** DIRECTIONS **
• a. In the episode article, which network first broadcast "Phases"?
• b. Copy the episode article word for word from "Guest appearances" to "dealing with Angelus.".

** PASSAGE SHOWN **

┌──

- Episode no.: Season 2 Episode 15
- Directed by: Bruce Seth Green
- Written by: Rob Des Hotel; Dean Batali;
- Production code: 5V15
- Original air date: January 27, 1998

Guest appearances
- Seth Green as Oz; Camila Griggs as Gym Teacher; Jack Conley as Gib Cain; Larry Bagby as Larry Blaisdell; Megahn Perry as Theresa Klusmeyer; Keith Campbell as Werewolf;

Episode chronology
| ← Previous "Innocence" | Next → "Bewitched, Bothered and Bewildered" |
- Buffy the Vampire Slayer season 2

= Phases (Buffy the Vampire Slayer) =

"Phases" is episode 15 of season two of Buffy the Vampire Slayer. It was written by series story editors Rob Des Hotel and Dean Batali, and first broadcast on The WB on January 27, 1998. In the episode, Oz learns that he is a werewolf, while Buffy endures the emotional trauma of dealing with Angelus.

==Plot==
Cordelia and Xander are attacked by a werewolf that rips a hole in her car's roof. Giles points out that there have been several other attacks, though so far only animals have been killed. During high school gym class, it is revealed that at least two students have been bitten lately: Oz by a cousin, and school macho Larry by a dog.

└──

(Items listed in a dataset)

┌──

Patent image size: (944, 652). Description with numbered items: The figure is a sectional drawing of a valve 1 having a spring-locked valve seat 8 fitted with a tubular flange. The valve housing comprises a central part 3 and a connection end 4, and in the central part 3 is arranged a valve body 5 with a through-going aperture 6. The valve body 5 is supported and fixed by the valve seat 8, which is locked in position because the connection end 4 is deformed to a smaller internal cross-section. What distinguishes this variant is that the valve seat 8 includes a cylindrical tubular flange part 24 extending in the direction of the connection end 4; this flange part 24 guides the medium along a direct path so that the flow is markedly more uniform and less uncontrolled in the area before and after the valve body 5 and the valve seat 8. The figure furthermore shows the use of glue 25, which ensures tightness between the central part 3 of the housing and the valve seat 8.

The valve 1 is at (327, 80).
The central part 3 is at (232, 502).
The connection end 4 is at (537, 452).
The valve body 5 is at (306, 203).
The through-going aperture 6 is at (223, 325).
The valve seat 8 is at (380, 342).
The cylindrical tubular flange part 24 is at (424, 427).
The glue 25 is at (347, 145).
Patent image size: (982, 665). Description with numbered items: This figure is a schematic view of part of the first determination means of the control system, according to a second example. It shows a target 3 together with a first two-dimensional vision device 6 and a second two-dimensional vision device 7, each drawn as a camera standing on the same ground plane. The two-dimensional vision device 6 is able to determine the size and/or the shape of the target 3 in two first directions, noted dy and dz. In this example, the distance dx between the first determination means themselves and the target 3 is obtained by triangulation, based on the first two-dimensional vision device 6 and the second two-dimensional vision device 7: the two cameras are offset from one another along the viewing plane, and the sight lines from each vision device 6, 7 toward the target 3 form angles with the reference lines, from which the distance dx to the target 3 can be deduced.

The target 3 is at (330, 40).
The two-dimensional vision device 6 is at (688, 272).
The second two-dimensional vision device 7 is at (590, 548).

└──

** ANSWERS TO THE EXERCISES **
• a. The WB

• b.
Guest appearances
- Seth Green as Oz; Camila Griggs as Gym Teacher; Jack Conley as Gib Cain; Larry Bagby as Larry Blaisdell; Megahn Perry as Theresa Klusmeyer; Keith Campbell as Werewolf;

Episode chronology
| ← Previous "Innocence" | Next → "Bewitched, Bothered and Bewildered" |
- Buffy the Vampire Slayer season 2

= Phases (Buffy the Vampire Slayer) =

"Phases" is episode 15 of season two of Buffy the Vampire Slayer. It was written by series story editors Rob Des Hotel and Dean Batali, and first broadcast on The WB on January 27, 1998. In the episode, Oz learns that he is a werewolf, while Buffy endures the emotional trauma of dealing with Angelus.